__Objective__
With the images removed, repeat the data below exactly.

__Information supplied__
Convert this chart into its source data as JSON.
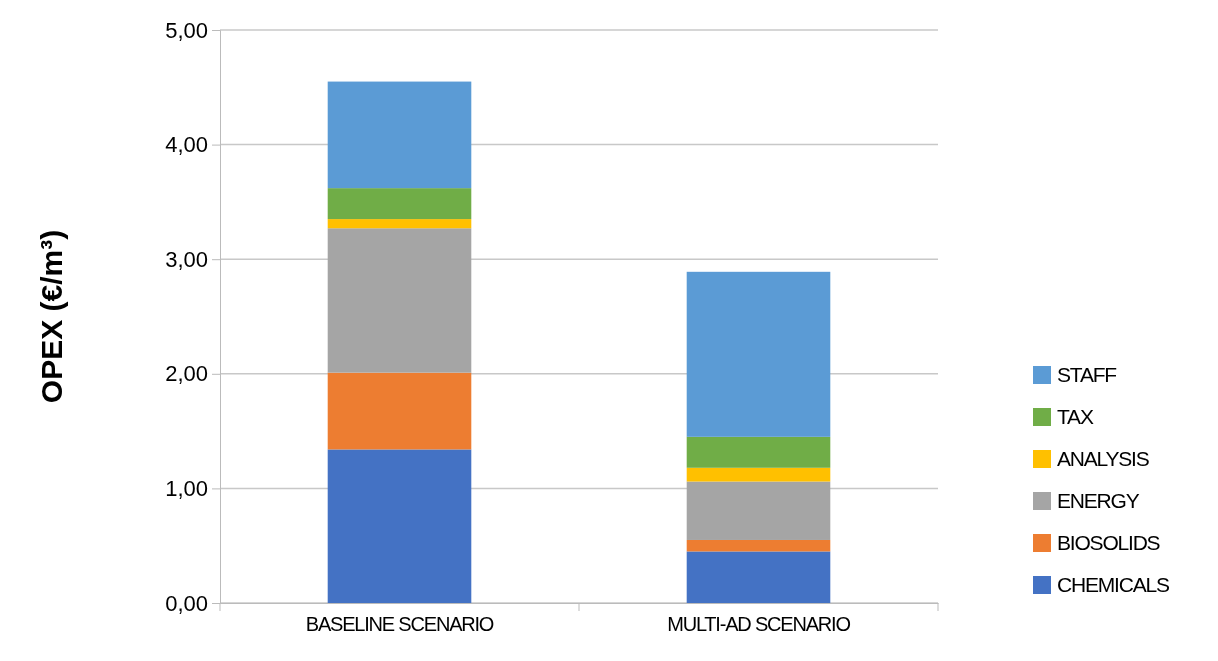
{
  "chart_data": {
    "type": "bar",
    "stacked": true,
    "ylabel": "OPEX (€/m³)",
    "categories": [
      "BASELINE SCENARIO",
      "MULTI-AD SCENARIO"
    ],
    "series": [
      {
        "name": "CHEMICALS",
        "color": "#4472c4",
        "values": [
          1.34,
          0.45
        ]
      },
      {
        "name": "BIOSOLIDS",
        "color": "#ed7d31",
        "values": [
          0.67,
          0.1
        ]
      },
      {
        "name": "ENERGY",
        "color": "#a5a5a5",
        "values": [
          1.26,
          0.51
        ]
      },
      {
        "name": "ANALYSIS",
        "color": "#ffc000",
        "values": [
          0.08,
          0.12
        ]
      },
      {
        "name": "TAX",
        "color": "#70ad47",
        "values": [
          0.27,
          0.27
        ]
      },
      {
        "name": "STAFF",
        "color": "#5b9bd5",
        "values": [
          0.93,
          1.44
        ]
      }
    ],
    "ylim": [
      0,
      5
    ],
    "yticks": [
      {
        "value": 0,
        "label": "0,00"
      },
      {
        "value": 1,
        "label": "1,00"
      },
      {
        "value": 2,
        "label": "2,00"
      },
      {
        "value": 3,
        "label": "3,00"
      },
      {
        "value": 4,
        "label": "4,00"
      },
      {
        "value": 5,
        "label": "5,00"
      }
    ],
    "grid": "y",
    "legend": "right"
  }
}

__Written response__
Convert this chart into its source data as JSON.
{
  "chart_data": {
    "type": "bar",
    "stacked": true,
    "ylabel": "OPEX (€/m³)",
    "categories": [
      "BASELINE SCENARIO",
      "MULTI-AD SCENARIO"
    ],
    "series": [
      {
        "name": "CHEMICALS",
        "color": "#4472c4",
        "values": [
          1.34,
          0.45
        ]
      },
      {
        "name": "BIOSOLIDS",
        "color": "#ed7d31",
        "values": [
          0.67,
          0.1
        ]
      },
      {
        "name": "ENERGY",
        "color": "#a5a5a5",
        "values": [
          1.26,
          0.51
        ]
      },
      {
        "name": "ANALYSIS",
        "color": "#ffc000",
        "values": [
          0.08,
          0.12
        ]
      },
      {
        "name": "TAX",
        "color": "#70ad47",
        "values": [
          0.27,
          0.27
        ]
      },
      {
        "name": "STAFF",
        "color": "#5b9bd5",
        "values": [
          0.93,
          1.44
        ]
      }
    ],
    "ylim": [
      0,
      5
    ],
    "yticks": [
      {
        "value": 0,
        "label": "0,00"
      },
      {
        "value": 1,
        "label": "1,00"
      },
      {
        "value": 2,
        "label": "2,00"
      },
      {
        "value": 3,
        "label": "3,00"
      },
      {
        "value": 4,
        "label": "4,00"
      },
      {
        "value": 5,
        "label": "5,00"
      }
    ],
    "grid": "y",
    "legend": "right"
  }
}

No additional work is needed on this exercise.